**EXERCISE REQUIREMENTS:**
Quote the material word for word, starting at its first line and ending at the line that contains "- legend-swatch: [74, 740, 120, 768]".
## Start
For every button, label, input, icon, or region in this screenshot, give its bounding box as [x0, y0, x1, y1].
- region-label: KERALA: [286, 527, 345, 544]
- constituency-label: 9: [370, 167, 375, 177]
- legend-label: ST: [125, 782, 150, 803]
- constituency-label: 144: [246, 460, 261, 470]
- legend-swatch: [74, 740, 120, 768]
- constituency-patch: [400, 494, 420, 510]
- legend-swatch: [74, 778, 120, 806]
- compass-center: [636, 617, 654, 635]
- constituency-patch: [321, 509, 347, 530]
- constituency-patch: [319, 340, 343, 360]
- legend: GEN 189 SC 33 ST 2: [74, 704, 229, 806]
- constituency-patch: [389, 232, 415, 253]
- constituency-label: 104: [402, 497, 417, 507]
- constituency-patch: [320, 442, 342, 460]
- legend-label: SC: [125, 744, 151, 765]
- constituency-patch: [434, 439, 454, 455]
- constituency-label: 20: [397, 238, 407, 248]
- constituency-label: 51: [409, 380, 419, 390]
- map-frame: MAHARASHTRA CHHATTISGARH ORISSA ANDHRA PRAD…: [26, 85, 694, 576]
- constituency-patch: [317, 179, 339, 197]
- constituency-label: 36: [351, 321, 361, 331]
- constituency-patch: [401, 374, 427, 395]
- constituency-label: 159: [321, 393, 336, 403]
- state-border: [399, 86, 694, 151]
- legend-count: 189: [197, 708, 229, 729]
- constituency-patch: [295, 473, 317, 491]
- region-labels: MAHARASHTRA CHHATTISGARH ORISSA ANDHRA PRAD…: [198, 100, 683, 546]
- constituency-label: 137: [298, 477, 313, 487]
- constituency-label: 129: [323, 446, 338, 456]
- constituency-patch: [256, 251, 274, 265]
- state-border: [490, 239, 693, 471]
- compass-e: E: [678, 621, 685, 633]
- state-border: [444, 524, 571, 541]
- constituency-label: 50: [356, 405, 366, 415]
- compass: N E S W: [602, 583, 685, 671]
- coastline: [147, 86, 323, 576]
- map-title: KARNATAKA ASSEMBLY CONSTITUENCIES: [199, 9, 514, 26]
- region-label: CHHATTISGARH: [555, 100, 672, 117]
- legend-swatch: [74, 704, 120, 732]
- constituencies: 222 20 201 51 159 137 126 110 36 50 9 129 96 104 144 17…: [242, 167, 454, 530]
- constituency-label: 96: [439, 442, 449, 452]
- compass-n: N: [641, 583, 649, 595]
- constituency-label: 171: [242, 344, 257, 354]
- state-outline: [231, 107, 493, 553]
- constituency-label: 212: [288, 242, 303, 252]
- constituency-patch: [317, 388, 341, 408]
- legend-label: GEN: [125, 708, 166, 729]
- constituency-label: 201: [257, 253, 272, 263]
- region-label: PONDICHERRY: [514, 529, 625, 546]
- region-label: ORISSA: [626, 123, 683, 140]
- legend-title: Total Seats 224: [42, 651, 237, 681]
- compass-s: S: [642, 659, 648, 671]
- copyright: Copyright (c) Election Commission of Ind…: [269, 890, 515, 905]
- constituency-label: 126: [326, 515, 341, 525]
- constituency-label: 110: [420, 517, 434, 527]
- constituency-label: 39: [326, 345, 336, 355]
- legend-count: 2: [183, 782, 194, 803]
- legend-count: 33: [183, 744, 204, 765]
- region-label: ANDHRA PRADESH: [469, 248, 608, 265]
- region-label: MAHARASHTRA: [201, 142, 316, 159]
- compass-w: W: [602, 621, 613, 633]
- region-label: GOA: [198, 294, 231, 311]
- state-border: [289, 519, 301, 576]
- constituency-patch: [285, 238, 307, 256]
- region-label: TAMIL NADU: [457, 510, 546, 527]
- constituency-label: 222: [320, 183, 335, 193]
## End
**ANSWER BELOW:**
For every button, label, input, icon, or region in this screenshot, give its bounding box as [x0, y0, x1, y1].
- region-label: KERALA: [286, 527, 345, 544]
- constituency-label: 9: [370, 167, 375, 177]
- legend-label: ST: [125, 782, 150, 803]
- constituency-label: 144: [246, 460, 261, 470]
- legend-swatch: [74, 740, 120, 768]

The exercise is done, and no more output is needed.